INSTRUCTION: Tally the lines that contain the string "object" and state that total without comment.

* START INPUT MATERIAL *

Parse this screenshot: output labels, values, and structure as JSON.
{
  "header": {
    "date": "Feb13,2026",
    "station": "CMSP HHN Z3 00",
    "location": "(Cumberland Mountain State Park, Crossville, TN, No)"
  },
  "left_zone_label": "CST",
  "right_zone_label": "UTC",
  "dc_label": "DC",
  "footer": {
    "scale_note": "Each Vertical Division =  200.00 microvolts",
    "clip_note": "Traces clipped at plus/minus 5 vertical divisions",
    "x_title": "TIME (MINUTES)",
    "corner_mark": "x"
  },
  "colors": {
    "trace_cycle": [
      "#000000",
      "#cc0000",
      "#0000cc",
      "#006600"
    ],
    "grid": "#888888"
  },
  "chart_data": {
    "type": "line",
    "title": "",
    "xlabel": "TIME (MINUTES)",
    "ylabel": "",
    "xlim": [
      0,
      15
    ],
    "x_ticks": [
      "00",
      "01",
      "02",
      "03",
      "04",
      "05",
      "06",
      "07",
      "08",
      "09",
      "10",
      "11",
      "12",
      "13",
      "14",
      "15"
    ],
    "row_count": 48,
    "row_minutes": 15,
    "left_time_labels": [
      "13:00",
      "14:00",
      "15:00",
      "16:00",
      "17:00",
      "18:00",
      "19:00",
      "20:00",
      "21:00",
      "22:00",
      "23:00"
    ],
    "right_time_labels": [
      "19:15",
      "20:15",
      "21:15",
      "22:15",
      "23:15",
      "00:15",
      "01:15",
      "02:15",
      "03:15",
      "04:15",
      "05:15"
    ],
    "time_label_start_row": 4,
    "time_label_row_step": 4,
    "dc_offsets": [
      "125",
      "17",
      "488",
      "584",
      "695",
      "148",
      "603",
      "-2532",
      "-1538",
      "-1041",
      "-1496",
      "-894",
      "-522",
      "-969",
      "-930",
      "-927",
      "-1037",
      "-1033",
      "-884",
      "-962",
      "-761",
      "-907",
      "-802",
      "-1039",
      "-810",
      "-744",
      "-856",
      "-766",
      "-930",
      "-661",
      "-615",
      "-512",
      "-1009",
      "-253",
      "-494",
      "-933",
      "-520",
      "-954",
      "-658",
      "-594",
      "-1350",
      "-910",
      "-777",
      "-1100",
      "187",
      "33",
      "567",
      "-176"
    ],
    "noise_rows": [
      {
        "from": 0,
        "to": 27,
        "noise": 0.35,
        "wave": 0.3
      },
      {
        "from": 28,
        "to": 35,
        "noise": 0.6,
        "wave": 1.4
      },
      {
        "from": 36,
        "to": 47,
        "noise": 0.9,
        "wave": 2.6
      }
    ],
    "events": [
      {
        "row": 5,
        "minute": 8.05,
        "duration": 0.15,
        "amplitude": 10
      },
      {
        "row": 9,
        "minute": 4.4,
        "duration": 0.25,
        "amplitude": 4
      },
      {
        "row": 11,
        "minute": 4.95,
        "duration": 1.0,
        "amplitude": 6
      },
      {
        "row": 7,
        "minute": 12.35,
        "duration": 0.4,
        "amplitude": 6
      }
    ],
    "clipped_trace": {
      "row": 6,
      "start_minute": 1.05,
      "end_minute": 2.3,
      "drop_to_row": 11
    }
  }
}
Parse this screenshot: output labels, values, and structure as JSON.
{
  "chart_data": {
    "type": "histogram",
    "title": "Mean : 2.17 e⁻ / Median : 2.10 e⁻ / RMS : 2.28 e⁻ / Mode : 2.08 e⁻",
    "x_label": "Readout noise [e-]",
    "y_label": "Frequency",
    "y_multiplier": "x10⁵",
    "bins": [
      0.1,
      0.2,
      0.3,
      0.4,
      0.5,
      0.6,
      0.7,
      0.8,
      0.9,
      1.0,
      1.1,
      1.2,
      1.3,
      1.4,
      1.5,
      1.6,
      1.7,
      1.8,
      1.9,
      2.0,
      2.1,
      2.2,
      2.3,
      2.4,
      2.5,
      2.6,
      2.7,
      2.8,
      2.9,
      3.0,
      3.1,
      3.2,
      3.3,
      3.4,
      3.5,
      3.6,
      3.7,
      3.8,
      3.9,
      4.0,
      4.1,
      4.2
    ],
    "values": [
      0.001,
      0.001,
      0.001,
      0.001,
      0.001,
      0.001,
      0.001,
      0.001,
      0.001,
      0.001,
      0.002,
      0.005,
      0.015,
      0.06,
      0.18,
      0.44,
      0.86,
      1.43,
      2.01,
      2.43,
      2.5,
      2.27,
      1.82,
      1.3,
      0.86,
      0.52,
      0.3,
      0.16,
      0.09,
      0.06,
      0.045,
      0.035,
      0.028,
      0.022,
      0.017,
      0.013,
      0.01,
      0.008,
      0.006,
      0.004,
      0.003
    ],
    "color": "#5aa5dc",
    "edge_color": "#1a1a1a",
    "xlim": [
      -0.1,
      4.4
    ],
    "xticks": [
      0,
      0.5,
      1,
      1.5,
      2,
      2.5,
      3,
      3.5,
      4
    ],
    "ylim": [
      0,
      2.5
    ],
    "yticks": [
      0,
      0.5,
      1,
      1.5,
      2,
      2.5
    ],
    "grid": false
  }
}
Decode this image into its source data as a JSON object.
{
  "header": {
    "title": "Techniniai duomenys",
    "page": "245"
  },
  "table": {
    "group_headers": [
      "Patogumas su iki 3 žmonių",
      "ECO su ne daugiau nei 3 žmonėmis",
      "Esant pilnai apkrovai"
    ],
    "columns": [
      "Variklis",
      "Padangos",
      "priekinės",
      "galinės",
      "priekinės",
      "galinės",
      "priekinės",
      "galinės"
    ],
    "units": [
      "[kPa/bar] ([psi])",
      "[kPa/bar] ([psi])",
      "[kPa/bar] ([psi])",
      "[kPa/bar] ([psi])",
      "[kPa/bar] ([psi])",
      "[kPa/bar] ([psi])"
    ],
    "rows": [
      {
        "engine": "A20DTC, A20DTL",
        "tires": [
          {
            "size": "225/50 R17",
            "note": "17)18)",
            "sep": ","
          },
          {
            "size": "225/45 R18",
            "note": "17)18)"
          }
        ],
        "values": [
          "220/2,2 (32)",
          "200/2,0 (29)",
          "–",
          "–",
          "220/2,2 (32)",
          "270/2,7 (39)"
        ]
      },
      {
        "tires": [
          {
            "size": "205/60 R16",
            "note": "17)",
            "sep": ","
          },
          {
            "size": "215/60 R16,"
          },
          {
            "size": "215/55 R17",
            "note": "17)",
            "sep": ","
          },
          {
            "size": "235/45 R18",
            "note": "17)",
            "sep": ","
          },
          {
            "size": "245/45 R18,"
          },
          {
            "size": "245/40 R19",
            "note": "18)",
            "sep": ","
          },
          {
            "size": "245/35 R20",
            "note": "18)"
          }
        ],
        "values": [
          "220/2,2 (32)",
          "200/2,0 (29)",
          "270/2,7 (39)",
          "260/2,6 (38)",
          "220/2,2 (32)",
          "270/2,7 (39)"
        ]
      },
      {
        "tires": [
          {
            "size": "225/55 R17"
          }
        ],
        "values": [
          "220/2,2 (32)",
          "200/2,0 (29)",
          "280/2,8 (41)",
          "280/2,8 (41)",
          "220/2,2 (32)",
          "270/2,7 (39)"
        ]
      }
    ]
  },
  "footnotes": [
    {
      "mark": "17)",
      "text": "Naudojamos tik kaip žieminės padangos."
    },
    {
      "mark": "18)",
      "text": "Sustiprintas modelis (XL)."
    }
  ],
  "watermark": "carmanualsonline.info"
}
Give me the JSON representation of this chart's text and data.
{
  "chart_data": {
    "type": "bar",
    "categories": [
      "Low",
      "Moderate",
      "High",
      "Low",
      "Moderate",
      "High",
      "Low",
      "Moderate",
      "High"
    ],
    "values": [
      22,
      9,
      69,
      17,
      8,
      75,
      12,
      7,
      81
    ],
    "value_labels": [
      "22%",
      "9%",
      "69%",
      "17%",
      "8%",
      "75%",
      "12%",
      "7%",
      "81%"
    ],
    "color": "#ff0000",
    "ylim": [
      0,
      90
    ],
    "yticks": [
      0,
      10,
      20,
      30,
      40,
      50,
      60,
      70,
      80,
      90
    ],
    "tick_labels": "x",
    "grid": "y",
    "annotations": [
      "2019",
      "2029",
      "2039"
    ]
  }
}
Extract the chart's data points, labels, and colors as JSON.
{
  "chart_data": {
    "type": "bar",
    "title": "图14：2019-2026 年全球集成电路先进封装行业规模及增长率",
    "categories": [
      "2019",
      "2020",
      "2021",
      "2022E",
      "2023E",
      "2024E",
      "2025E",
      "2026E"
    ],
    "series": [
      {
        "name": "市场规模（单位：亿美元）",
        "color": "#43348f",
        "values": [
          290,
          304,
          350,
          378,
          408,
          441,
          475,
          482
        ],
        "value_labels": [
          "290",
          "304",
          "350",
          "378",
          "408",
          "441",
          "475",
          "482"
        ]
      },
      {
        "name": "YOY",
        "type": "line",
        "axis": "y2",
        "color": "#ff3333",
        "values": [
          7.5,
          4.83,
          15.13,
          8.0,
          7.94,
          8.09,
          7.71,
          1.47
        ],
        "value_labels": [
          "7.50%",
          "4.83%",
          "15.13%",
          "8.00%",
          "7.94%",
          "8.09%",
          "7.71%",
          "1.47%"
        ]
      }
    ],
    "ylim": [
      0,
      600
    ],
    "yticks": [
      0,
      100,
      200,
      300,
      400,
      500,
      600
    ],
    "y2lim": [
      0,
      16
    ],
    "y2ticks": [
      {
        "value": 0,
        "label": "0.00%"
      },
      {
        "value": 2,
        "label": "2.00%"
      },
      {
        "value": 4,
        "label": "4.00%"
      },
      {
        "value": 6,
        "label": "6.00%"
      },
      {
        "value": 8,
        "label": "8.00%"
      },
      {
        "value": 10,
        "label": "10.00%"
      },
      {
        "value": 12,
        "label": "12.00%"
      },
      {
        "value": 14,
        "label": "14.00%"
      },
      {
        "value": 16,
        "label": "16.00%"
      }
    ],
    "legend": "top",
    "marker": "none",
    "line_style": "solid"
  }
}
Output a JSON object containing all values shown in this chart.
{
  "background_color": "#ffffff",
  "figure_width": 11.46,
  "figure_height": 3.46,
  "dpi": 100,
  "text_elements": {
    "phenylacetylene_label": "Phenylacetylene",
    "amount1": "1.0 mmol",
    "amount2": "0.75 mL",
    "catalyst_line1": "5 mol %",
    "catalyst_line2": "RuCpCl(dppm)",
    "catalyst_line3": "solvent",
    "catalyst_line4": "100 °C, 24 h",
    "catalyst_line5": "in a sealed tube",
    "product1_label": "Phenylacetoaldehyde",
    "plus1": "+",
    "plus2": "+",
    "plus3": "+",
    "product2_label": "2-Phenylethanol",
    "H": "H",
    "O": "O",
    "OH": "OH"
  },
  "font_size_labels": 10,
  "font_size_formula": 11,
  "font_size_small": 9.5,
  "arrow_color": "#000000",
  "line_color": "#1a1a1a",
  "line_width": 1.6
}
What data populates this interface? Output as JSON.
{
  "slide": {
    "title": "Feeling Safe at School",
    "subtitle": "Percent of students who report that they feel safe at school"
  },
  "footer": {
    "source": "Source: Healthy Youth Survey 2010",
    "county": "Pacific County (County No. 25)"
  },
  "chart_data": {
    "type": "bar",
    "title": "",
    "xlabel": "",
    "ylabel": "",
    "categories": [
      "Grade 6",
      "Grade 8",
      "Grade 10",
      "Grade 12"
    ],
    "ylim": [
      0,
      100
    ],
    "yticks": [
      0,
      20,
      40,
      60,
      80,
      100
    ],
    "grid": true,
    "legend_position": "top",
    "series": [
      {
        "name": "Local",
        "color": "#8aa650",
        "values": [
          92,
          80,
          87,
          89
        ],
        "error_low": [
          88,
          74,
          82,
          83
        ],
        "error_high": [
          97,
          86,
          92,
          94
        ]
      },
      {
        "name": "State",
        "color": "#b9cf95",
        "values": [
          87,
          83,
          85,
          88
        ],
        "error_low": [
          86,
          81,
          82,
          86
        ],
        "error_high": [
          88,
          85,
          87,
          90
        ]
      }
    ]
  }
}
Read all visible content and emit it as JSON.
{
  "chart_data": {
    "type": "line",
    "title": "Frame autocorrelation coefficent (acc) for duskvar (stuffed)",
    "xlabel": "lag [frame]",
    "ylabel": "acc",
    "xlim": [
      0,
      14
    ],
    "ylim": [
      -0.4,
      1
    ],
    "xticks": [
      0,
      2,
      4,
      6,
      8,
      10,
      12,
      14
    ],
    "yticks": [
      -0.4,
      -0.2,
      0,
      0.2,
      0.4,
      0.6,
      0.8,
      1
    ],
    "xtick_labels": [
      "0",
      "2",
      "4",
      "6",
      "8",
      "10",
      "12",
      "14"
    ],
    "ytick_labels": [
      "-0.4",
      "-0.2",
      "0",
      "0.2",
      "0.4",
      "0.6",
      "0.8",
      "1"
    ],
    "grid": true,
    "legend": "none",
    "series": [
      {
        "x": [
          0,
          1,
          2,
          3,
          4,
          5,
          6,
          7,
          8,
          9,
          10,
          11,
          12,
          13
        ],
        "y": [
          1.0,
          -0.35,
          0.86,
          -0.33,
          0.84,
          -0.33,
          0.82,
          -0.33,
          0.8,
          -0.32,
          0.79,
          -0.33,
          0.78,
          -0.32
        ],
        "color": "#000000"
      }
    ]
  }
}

* END INPUT MATERIAL *

TASK RESULT: 2